PROMPT
Copy each line that contains the string "McClellan".

SOURCE DATA
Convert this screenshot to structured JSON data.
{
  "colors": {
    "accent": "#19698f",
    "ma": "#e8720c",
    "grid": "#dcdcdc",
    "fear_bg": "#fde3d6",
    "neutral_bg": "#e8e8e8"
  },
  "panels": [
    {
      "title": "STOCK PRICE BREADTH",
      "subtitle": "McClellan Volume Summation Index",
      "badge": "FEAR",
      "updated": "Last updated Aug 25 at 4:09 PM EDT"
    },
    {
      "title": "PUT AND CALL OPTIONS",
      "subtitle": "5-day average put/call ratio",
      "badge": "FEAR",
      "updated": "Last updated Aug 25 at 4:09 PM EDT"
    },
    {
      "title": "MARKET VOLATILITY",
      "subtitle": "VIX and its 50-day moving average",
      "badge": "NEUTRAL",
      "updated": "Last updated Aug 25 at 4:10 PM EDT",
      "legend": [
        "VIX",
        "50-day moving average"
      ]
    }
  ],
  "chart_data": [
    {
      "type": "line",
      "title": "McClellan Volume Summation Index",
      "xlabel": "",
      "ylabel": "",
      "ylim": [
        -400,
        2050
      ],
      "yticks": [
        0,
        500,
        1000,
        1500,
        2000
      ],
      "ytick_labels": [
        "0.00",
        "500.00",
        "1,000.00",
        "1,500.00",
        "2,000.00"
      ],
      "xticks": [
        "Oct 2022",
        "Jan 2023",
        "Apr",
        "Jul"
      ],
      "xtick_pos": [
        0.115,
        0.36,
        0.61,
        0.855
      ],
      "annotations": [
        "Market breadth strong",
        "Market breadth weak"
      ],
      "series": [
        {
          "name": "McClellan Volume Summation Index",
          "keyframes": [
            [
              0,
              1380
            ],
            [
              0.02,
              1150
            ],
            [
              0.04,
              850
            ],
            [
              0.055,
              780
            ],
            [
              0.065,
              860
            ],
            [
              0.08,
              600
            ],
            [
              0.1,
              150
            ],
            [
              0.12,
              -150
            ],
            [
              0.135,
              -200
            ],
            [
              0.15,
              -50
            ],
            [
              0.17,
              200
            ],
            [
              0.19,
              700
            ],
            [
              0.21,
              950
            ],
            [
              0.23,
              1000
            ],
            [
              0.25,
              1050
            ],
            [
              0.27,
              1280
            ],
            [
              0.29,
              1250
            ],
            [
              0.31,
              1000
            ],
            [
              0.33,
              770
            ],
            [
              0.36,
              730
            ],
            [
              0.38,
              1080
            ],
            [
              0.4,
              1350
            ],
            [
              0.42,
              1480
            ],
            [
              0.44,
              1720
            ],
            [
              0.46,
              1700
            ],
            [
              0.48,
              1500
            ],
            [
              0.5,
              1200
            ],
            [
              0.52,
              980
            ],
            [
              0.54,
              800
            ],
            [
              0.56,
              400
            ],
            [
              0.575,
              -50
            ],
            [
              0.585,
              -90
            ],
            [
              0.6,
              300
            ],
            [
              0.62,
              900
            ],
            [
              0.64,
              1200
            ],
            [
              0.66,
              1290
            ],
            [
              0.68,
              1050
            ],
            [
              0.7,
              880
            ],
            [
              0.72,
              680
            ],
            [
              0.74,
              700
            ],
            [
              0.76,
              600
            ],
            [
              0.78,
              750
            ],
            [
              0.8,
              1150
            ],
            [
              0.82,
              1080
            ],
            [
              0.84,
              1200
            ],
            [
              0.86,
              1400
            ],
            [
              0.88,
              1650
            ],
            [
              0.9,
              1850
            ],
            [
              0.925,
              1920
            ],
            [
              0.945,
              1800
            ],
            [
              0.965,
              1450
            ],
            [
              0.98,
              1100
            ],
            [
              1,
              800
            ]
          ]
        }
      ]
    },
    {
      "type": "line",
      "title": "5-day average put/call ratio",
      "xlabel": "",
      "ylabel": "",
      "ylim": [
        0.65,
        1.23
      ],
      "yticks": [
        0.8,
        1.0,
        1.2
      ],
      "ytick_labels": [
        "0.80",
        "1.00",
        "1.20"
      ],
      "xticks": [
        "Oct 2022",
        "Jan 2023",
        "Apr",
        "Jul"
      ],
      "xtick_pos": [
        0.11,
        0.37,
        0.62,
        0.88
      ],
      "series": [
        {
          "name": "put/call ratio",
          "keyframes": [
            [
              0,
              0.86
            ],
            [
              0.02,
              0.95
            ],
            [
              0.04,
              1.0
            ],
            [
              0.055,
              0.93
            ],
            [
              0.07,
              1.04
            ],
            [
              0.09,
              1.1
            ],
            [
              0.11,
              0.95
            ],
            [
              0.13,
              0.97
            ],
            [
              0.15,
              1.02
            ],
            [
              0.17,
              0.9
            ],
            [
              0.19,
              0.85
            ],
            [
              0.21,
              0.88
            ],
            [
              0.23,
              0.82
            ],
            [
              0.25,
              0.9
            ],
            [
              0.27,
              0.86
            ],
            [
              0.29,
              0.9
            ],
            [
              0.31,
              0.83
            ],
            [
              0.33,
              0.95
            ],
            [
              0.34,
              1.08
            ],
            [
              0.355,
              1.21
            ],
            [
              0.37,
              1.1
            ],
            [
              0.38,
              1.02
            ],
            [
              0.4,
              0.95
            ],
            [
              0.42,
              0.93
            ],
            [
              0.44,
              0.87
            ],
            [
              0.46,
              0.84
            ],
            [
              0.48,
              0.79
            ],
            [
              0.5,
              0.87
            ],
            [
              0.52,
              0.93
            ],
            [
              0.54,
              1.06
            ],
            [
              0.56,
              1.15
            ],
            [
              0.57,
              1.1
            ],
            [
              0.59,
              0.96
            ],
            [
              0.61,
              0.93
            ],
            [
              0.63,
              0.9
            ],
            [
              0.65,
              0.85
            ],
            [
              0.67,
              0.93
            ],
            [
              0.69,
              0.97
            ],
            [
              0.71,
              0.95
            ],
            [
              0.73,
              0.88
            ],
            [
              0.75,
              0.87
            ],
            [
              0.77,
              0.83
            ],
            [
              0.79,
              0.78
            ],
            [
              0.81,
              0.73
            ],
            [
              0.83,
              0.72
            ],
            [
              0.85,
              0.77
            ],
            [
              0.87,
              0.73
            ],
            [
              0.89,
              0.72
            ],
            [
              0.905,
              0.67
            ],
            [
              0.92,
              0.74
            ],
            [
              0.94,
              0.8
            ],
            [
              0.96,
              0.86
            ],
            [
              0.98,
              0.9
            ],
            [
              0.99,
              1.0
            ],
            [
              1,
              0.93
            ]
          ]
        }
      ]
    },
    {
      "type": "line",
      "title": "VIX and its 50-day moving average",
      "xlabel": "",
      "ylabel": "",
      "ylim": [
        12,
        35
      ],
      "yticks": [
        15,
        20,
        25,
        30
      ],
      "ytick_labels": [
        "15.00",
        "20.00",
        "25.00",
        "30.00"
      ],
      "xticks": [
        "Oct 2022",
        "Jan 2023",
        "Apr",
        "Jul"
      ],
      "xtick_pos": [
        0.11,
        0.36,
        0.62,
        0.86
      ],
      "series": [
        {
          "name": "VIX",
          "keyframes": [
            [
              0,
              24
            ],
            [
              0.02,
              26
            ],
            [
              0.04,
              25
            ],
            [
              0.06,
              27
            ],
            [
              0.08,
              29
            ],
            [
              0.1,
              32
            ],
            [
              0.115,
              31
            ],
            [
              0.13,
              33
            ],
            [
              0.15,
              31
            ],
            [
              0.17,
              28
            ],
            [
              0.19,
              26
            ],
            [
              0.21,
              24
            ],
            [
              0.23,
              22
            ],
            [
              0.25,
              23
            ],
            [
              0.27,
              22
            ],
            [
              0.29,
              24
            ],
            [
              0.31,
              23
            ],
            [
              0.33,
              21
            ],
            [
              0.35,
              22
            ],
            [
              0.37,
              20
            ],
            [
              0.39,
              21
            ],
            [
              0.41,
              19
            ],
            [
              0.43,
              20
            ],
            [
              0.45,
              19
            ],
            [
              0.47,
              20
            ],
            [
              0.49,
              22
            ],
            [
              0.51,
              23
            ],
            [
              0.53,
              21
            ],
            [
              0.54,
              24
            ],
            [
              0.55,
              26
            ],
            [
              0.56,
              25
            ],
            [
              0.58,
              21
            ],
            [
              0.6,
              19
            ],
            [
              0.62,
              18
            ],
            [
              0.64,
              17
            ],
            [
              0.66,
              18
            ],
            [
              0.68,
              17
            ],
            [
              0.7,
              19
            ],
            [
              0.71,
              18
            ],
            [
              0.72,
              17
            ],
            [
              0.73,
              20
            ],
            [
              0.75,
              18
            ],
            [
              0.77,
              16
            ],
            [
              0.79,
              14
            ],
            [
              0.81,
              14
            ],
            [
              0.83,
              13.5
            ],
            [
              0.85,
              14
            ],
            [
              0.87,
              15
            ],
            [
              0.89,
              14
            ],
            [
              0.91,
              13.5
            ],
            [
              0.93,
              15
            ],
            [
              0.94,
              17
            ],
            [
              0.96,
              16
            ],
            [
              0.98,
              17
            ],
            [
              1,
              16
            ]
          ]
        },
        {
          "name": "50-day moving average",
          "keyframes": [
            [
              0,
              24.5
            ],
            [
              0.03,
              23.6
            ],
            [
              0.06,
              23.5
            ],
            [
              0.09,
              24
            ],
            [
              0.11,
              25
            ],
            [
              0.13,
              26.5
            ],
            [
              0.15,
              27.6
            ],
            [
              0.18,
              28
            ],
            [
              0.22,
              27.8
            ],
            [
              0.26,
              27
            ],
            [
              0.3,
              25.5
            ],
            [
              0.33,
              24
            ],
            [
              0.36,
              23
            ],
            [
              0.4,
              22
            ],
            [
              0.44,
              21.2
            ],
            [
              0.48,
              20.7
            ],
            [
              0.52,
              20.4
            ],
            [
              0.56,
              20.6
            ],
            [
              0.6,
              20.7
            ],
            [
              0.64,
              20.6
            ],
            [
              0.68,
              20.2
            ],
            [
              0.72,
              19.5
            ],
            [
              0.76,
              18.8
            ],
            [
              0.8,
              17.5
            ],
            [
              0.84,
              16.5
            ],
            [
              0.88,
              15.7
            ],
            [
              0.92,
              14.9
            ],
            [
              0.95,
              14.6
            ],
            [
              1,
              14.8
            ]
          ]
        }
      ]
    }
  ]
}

WRITTEN ANSWER
      "subtitle": "McClellan Volume Summation Index",
      "title": "McClellan Volume Summation Index",
          "name": "McClellan Volume Summation Index",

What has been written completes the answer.